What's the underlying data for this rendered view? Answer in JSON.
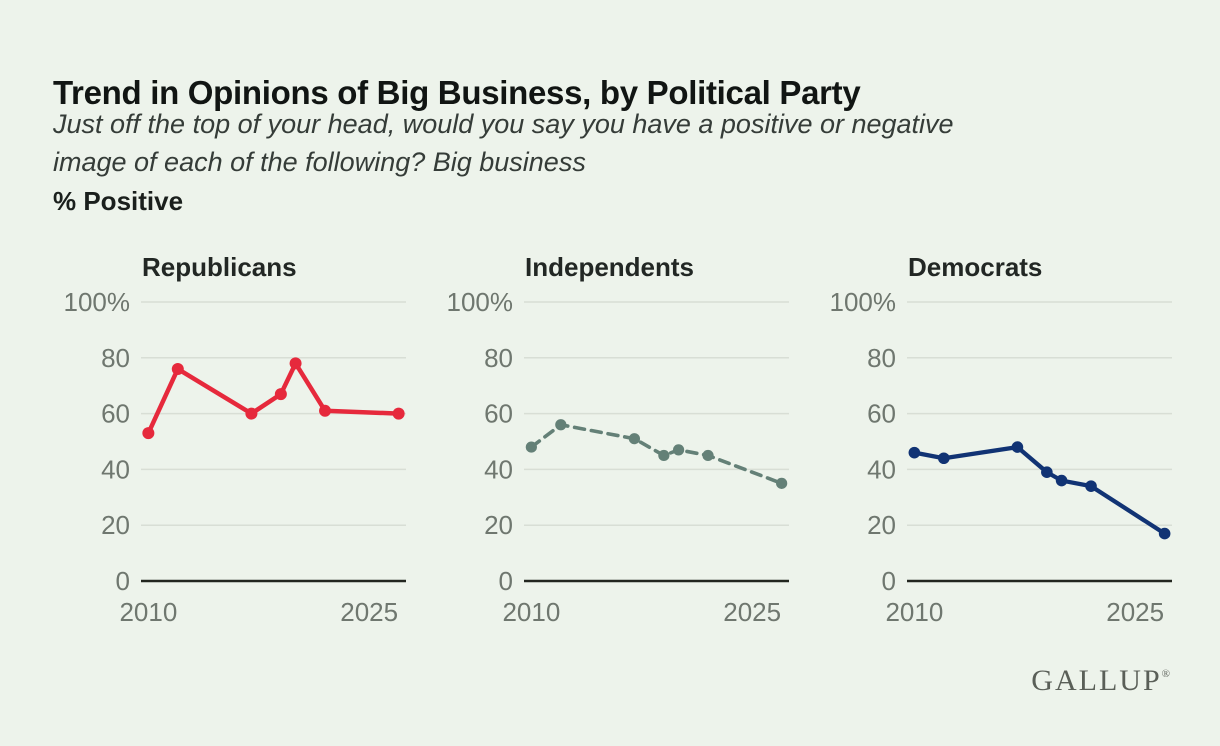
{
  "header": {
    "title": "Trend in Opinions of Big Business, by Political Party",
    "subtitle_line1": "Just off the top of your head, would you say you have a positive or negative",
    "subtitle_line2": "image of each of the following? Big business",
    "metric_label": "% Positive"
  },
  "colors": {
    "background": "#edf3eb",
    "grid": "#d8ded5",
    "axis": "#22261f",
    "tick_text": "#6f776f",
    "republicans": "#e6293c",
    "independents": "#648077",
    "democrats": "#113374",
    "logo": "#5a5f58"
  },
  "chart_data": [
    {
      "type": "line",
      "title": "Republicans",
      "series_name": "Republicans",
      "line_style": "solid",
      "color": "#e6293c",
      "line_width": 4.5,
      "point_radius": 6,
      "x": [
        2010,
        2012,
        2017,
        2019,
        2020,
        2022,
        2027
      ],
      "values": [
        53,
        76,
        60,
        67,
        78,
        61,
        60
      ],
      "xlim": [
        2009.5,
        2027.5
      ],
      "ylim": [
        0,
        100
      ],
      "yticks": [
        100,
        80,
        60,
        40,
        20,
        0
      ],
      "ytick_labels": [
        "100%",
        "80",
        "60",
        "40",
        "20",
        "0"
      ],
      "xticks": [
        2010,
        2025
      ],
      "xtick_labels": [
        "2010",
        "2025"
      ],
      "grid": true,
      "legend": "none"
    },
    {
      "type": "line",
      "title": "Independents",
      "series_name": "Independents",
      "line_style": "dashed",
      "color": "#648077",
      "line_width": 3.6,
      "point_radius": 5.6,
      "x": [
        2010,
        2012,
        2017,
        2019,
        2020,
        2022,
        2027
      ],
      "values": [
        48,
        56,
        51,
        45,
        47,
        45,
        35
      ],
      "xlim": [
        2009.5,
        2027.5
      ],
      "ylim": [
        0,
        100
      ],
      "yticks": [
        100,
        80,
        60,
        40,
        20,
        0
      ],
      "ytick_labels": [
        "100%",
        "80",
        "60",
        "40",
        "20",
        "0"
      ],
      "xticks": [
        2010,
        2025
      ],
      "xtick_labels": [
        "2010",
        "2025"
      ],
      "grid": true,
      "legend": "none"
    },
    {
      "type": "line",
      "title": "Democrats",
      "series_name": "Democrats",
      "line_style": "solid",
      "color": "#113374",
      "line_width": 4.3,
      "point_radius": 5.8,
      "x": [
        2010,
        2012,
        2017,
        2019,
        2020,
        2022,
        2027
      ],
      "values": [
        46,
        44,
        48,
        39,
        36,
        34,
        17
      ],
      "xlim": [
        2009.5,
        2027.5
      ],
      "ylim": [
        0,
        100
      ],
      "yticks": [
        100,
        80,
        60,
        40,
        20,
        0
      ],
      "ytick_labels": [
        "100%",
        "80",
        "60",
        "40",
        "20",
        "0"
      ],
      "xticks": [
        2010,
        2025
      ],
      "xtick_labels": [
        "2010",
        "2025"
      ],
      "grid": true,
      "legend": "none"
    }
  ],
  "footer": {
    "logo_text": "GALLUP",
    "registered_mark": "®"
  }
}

PROBLEM DESCRIPTION » What you return should match the records above word for word, minus the pictures.

TASK ANSWER »
What's the underlying data for this rendered view? Answer in JSON.
{
  "header": {
    "title": "Trend in Opinions of Big Business, by Political Party",
    "subtitle_line1": "Just off the top of your head, would you say you have a positive or negative",
    "subtitle_line2": "image of each of the following? Big business",
    "metric_label": "% Positive"
  },
  "colors": {
    "background": "#edf3eb",
    "grid": "#d8ded5",
    "axis": "#22261f",
    "tick_text": "#6f776f",
    "republicans": "#e6293c",
    "independents": "#648077",
    "democrats": "#113374",
    "logo": "#5a5f58"
  },
  "chart_data": [
    {
      "type": "line",
      "title": "Republicans",
      "series_name": "Republicans",
      "line_style": "solid",
      "color": "#e6293c",
      "line_width": 4.5,
      "point_radius": 6,
      "x": [
        2010,
        2012,
        2017,
        2019,
        2020,
        2022,
        2027
      ],
      "values": [
        53,
        76,
        60,
        67,
        78,
        61,
        60
      ],
      "xlim": [
        2009.5,
        2027.5
      ],
      "ylim": [
        0,
        100
      ],
      "yticks": [
        100,
        80,
        60,
        40,
        20,
        0
      ],
      "ytick_labels": [
        "100%",
        "80",
        "60",
        "40",
        "20",
        "0"
      ],
      "xticks": [
        2010,
        2025
      ],
      "xtick_labels": [
        "2010",
        "2025"
      ],
      "grid": true,
      "legend": "none"
    },
    {
      "type": "line",
      "title": "Independents",
      "series_name": "Independents",
      "line_style": "dashed",
      "color": "#648077",
      "line_width": 3.6,
      "point_radius": 5.6,
      "x": [
        2010,
        2012,
        2017,
        2019,
        2020,
        2022,
        2027
      ],
      "values": [
        48,
        56,
        51,
        45,
        47,
        45,
        35
      ],
      "xlim": [
        2009.5,
        2027.5
      ],
      "ylim": [
        0,
        100
      ],
      "yticks": [
        100,
        80,
        60,
        40,
        20,
        0
      ],
      "ytick_labels": [
        "100%",
        "80",
        "60",
        "40",
        "20",
        "0"
      ],
      "xticks": [
        2010,
        2025
      ],
      "xtick_labels": [
        "2010",
        "2025"
      ],
      "grid": true,
      "legend": "none"
    },
    {
      "type": "line",
      "title": "Democrats",
      "series_name": "Democrats",
      "line_style": "solid",
      "color": "#113374",
      "line_width": 4.3,
      "point_radius": 5.8,
      "x": [
        2010,
        2012,
        2017,
        2019,
        2020,
        2022,
        2027
      ],
      "values": [
        46,
        44,
        48,
        39,
        36,
        34,
        17
      ],
      "xlim": [
        2009.5,
        2027.5
      ],
      "ylim": [
        0,
        100
      ],
      "yticks": [
        100,
        80,
        60,
        40,
        20,
        0
      ],
      "ytick_labels": [
        "100%",
        "80",
        "60",
        "40",
        "20",
        "0"
      ],
      "xticks": [
        2010,
        2025
      ],
      "xtick_labels": [
        "2010",
        "2025"
      ],
      "grid": true,
      "legend": "none"
    }
  ],
  "footer": {
    "logo_text": "GALLUP",
    "registered_mark": "®"
  }
}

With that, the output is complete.